# Start of Information supplied

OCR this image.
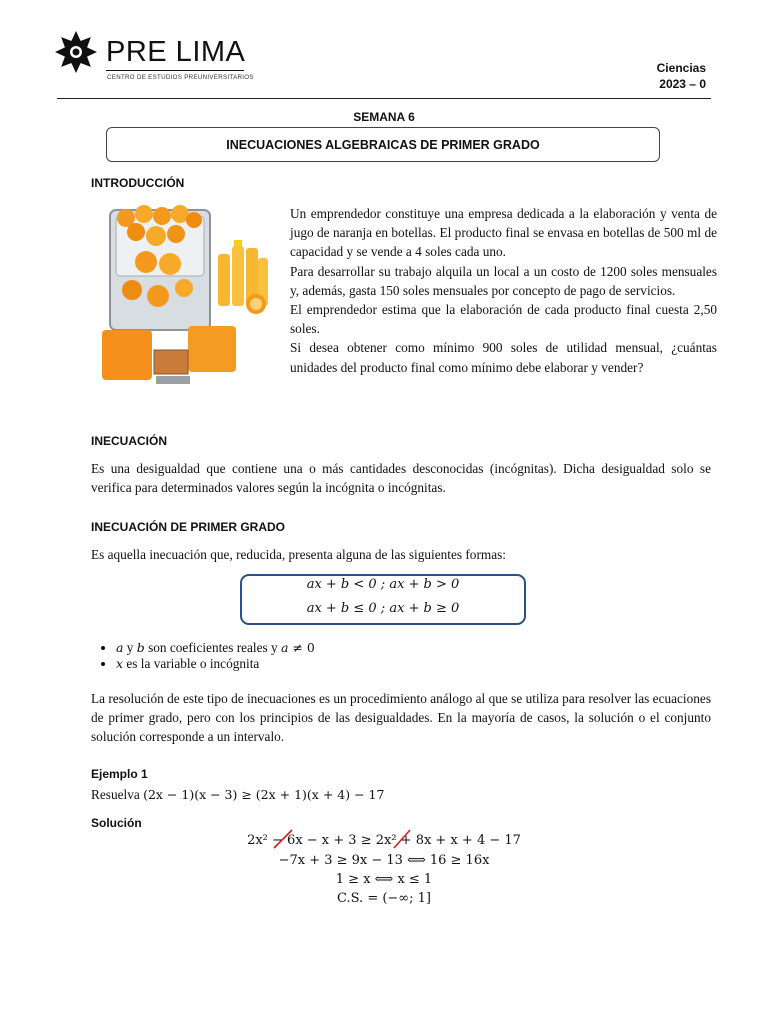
PRE LIMA
CENTRO DE ESTUDIOS PREUNIVERSITARIOS
Ciencias
2023 – 0
SEMANA 6
INECUACIONES ALGEBRAICAS DE PRIMER GRADO
INTRODUCCIÓN
Un emprendedor constituye una empresa dedicada a la elaboración y venta de jugo de naranja en botellas. El producto final se envasa en botellas de 500 ml de capacidad y se vende a 4 soles cada uno.
Para desarrollar su trabajo alquila un local a un costo de 1200 soles mensuales y, además, gasta 150 soles mensuales por concepto de pago de servicios.
El emprendedor estima que la elaboración de cada producto final cuesta 2,50 soles.
Si desea obtener como mínimo 900 soles de utilidad mensual, ¿cuántas unidades del producto final como mínimo debe elaborar y vender?
INECUACIÓN
Es una desigualdad que contiene una o más cantidades desconocidas (incógnitas). Dicha desigualdad solo se verifica para determinados valores según la incógnita o incógnitas.
INECUACIÓN DE PRIMER GRADO
Es aquella inecuación que, reducida, presenta alguna de las siguientes formas:
ax + b < 0 ; ax + b > 0
ax + b ≤ 0 ; ax + b ≥ 0
• a y b son coeficientes reales y a ≠ 0
• x es la variable o incógnita
La resolución de este tipo de inecuaciones es un procedimiento análogo al que se utiliza para resolver las ecuaciones de primer grado, pero con los principios de las desigualdades. En la mayoría de casos, la solución o el conjunto solución corresponde a un intervalo.
Ejemplo 1
Resuelva (2x − 1)(x − 3) ≥ (2x + 1)(x + 4) − 17
Solución
2x² − 6x − x + 3 ≥ 2x² + 8x + x + 4 − 17
−7x + 3 ≥ 9x − 13 ⟺ 16 ≥ 16x
1 ≥ x ⟺ x ≤ 1
C.S. = (−∞; 1]
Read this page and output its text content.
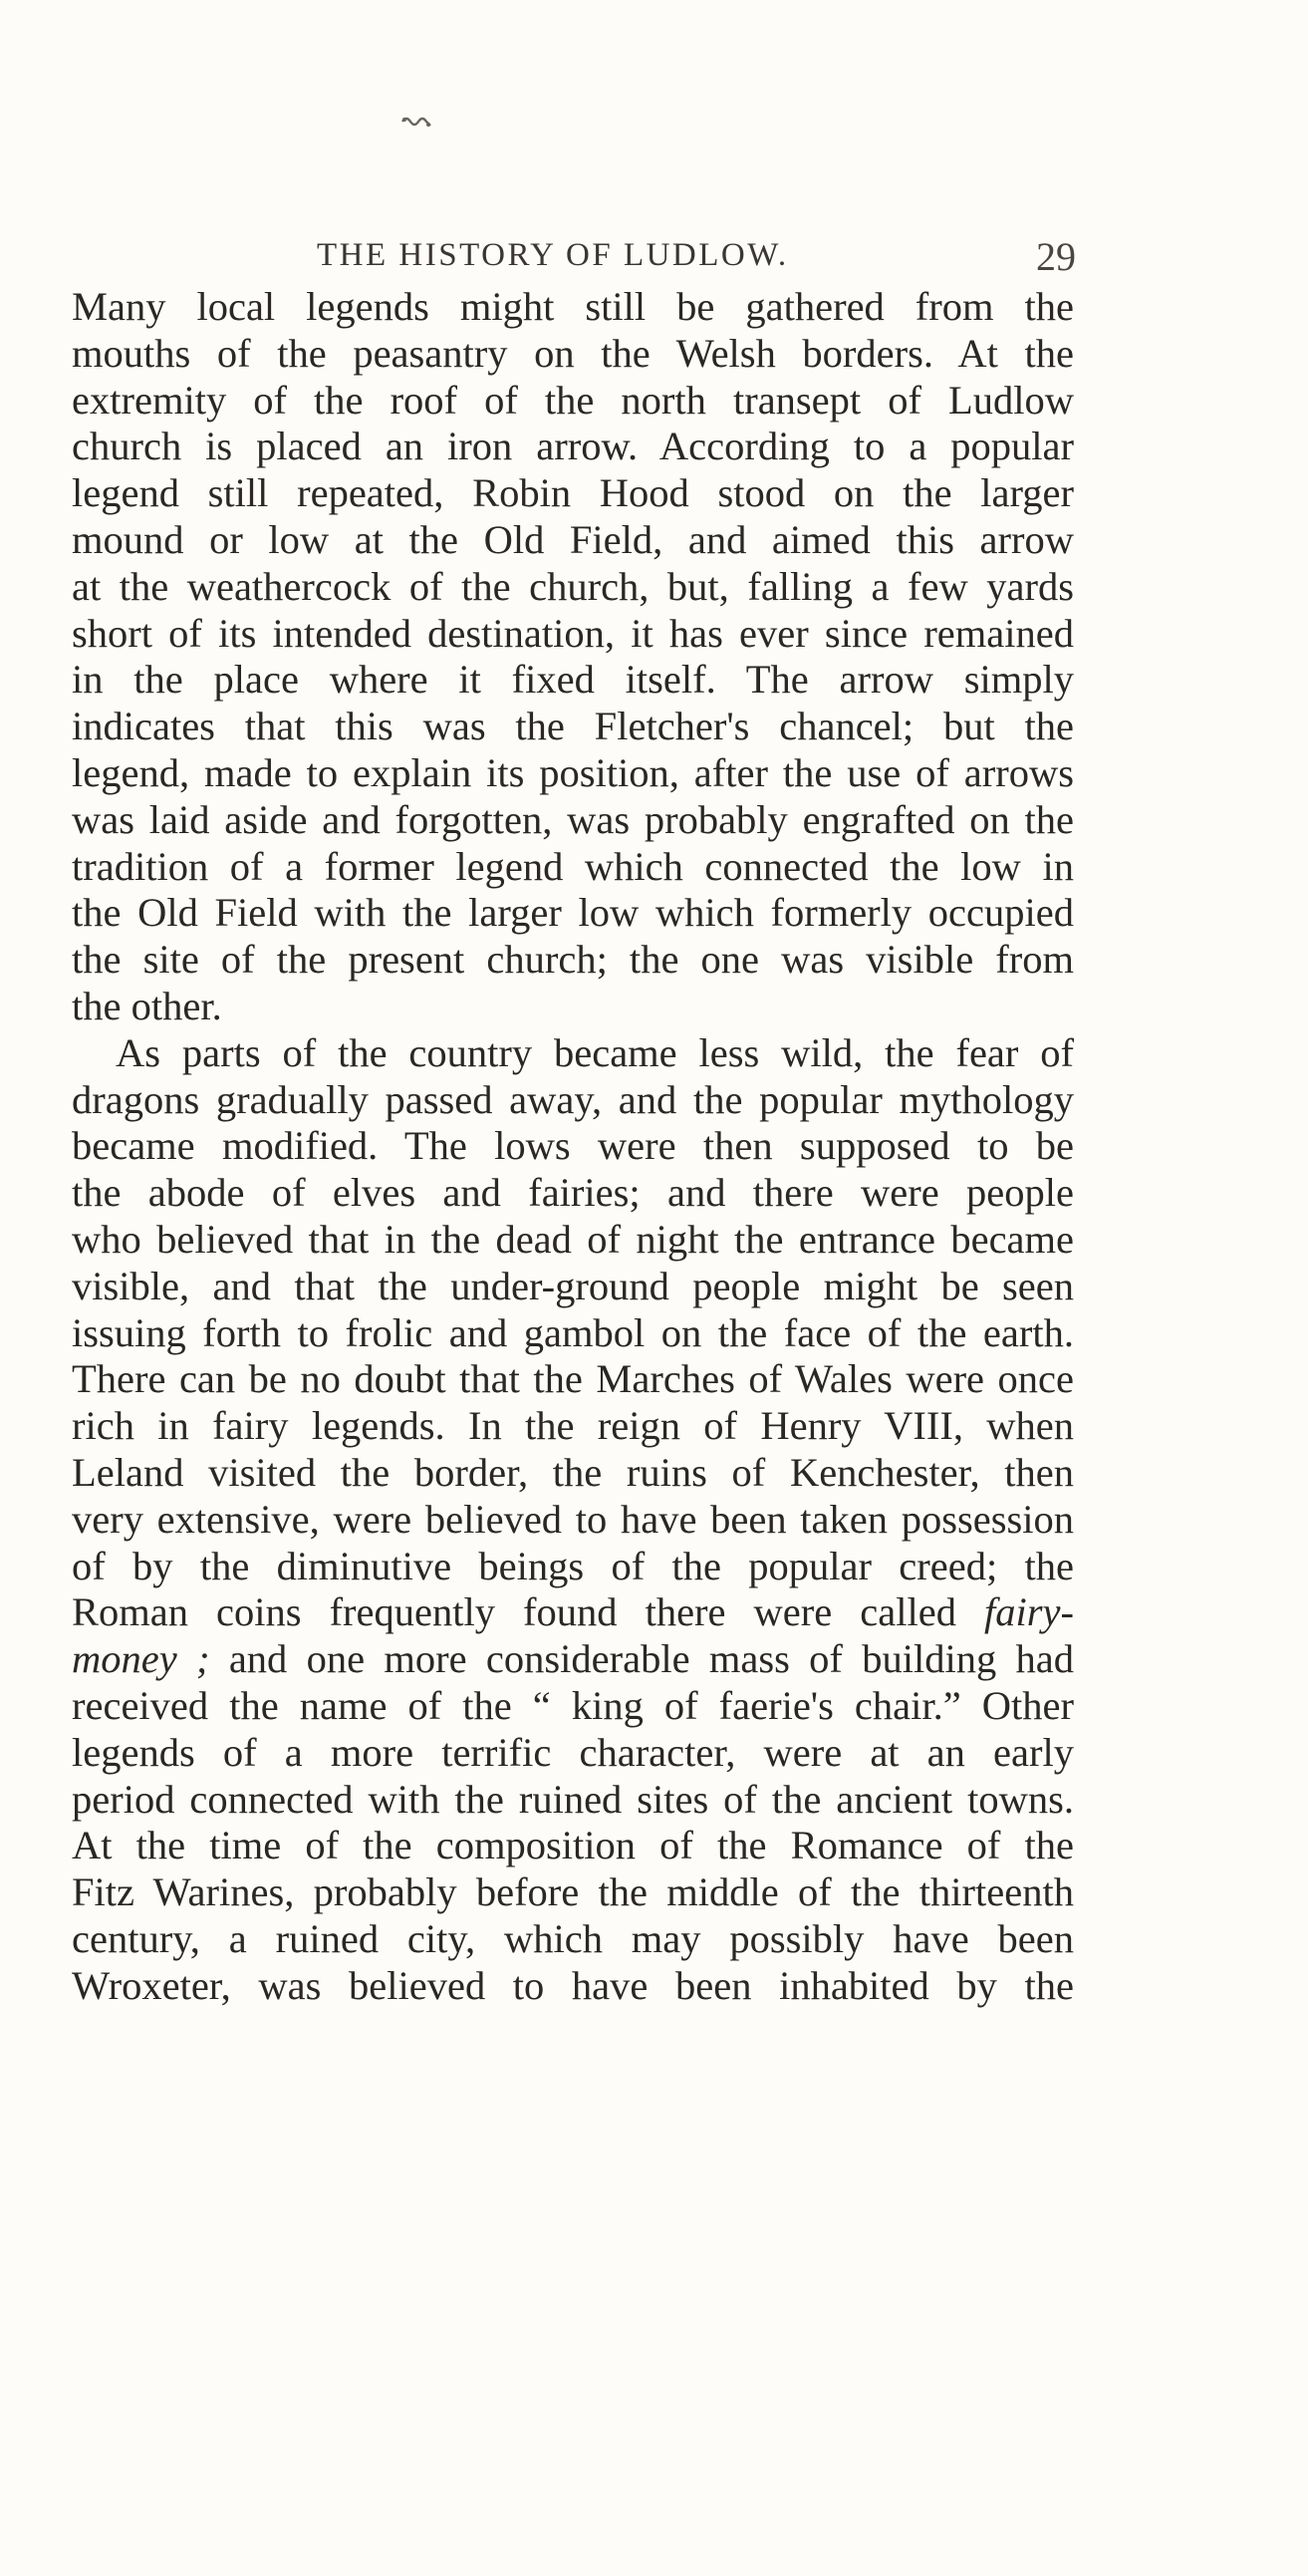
THE HISTORY OF LUDLOW.	29
Many local legends might still be gathered from the
mouths of the peasantry on the Welsh borders. At the
extremity of the roof of the north transept of Ludlow
church is placed an iron arrow. According to a popular
legend still repeated, Robin Hood stood on the larger
mound or low at the Old Field, and aimed this arrow
at the weathercock of the church, but, falling a few yards
short of its intended destination, it has ever since remained
in the place where it fixed itself. The arrow simply
indicates that this was the Fletcher's chancel; but the
legend, made to explain its position, after the use of arrows
was laid aside and forgotten, was probably engrafted on the
tradition of a former legend which connected the low in
the Old Field with the larger low which formerly occupied
the site of the present church; the one was visible from
the other.
As parts of the country became less wild, the fear of
dragons gradually passed away, and the popular mythology
became modified. The lows were then supposed to be
the abode of elves and fairies; and there were people
who believed that in the dead of night the entrance became
visible, and that the under-ground people might be seen
issuing forth to frolic and gambol on the face of the earth.
There can be no doubt that the Marches of Wales were once
rich in fairy legends. In the reign of Henry VIII, when
Leland visited the border, the ruins of Kenchester, then
very extensive, were believed to have been taken possession
of by the diminutive beings of the popular creed; the
Roman coins frequently found there were called fairy-
money ; and one more considerable mass of building had
received the name of the “ king of faerie's chair.” Other
legends of a more terrific character, were at an early
period connected with the ruined sites of the ancient towns.
At the time of the composition of the Romance of the
Fitz Warines, probably before the middle of the thirteenth
century, a ruined city, which may possibly have been
Wroxeter, was believed to have been inhabited by the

# End of Information supplied

§ Work to be completed:
Pick out the lines that contain "larger" and copy them.

§ Worked solution:
legend still repeated, Robin Hood stood on the larger
the Old Field with the larger low which formerly occupied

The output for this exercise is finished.